══ STORED DATA ══

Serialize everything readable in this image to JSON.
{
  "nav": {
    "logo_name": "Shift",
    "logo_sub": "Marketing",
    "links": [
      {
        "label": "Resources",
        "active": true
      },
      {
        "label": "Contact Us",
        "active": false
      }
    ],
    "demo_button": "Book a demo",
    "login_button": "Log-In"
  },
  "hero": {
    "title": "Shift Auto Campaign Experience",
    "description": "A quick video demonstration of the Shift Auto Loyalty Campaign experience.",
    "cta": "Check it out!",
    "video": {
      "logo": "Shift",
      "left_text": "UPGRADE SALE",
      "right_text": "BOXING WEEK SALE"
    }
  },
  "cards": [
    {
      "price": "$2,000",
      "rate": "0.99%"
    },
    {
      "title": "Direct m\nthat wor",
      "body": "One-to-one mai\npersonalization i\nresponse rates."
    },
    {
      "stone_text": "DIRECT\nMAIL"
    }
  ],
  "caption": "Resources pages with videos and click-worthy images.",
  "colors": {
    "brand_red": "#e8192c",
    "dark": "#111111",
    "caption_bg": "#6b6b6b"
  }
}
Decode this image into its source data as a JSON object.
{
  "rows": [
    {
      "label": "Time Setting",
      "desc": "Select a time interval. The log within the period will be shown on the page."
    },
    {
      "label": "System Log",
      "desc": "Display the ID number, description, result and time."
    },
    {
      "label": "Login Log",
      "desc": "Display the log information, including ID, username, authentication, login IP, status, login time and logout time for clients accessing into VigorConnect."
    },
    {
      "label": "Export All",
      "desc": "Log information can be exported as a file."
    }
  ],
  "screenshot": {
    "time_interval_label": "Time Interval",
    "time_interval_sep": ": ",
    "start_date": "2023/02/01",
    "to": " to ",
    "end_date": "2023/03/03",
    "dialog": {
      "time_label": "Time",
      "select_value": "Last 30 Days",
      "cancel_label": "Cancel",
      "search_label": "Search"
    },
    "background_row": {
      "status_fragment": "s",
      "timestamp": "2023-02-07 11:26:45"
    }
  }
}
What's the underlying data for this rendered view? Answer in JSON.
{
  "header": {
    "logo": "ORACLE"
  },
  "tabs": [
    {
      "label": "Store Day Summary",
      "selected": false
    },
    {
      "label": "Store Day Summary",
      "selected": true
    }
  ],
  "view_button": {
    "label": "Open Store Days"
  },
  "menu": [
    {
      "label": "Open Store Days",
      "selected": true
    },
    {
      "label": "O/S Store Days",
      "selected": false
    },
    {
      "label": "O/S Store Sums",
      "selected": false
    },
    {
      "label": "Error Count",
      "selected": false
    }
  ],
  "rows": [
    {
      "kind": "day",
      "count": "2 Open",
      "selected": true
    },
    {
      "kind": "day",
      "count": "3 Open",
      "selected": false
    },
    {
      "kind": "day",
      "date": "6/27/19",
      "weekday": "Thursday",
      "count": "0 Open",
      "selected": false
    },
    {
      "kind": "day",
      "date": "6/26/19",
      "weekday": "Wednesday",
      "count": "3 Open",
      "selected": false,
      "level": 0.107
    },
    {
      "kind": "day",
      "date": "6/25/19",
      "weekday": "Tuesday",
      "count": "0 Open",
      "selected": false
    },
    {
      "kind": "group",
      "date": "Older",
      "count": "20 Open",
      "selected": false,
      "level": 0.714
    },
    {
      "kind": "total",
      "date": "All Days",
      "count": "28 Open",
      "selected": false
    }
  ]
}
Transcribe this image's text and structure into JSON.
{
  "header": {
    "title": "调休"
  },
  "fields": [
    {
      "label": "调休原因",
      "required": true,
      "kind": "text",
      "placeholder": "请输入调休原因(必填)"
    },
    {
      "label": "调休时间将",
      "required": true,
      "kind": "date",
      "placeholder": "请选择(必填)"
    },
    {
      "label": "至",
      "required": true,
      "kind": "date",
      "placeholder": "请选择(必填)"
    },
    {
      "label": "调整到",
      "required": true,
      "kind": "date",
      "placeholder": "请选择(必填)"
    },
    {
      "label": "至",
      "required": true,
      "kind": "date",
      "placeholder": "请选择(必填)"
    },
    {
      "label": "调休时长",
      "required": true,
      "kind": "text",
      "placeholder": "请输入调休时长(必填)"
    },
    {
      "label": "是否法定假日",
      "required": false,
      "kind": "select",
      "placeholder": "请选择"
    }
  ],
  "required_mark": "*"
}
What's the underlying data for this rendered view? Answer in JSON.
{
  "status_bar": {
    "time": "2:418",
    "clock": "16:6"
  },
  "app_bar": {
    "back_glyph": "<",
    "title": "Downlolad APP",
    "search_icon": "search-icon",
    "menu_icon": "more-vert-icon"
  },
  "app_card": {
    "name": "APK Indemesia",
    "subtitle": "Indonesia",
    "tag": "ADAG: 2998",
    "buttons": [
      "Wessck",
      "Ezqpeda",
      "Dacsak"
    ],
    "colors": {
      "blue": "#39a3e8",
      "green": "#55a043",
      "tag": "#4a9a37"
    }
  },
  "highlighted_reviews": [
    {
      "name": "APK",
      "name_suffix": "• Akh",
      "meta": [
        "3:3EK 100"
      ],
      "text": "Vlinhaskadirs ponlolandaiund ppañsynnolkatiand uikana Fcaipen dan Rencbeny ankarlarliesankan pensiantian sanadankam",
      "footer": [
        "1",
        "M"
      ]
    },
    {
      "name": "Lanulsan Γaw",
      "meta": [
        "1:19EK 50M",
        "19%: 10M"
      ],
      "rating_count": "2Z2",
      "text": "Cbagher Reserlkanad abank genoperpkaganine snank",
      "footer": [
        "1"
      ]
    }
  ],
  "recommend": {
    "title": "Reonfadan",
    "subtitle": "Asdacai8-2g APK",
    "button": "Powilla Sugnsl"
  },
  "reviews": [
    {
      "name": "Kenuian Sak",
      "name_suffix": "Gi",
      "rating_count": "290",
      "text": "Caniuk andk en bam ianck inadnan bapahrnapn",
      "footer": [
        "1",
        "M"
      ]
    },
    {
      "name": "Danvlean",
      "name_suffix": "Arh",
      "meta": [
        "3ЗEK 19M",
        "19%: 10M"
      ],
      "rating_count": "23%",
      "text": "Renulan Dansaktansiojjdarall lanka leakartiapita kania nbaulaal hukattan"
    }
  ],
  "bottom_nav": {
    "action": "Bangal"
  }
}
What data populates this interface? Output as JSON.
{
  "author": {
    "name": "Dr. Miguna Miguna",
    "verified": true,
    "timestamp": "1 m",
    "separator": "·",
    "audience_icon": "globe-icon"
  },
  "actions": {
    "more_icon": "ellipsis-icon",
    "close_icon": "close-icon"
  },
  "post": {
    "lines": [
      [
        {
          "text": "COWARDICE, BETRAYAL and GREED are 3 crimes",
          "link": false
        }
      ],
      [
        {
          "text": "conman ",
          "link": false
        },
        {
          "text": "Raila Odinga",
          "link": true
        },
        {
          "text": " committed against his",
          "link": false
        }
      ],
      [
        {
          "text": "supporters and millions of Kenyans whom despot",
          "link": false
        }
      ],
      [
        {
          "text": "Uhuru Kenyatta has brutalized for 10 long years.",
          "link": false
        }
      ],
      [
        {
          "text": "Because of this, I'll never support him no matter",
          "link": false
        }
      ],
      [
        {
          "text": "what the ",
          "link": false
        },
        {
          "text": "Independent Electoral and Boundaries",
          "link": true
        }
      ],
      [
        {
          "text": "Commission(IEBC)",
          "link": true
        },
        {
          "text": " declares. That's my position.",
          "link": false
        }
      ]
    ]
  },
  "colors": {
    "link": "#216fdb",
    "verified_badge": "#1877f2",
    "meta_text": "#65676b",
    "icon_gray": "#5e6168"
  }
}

═══

# WORK TO COMPLETE:
Filter the records above and return every line that holds the word "weekday".

# EXERCISE ANSWER:
      "weekday": "Thursday",
      "weekday": "Wednesday",
      "weekday": "Tuesday",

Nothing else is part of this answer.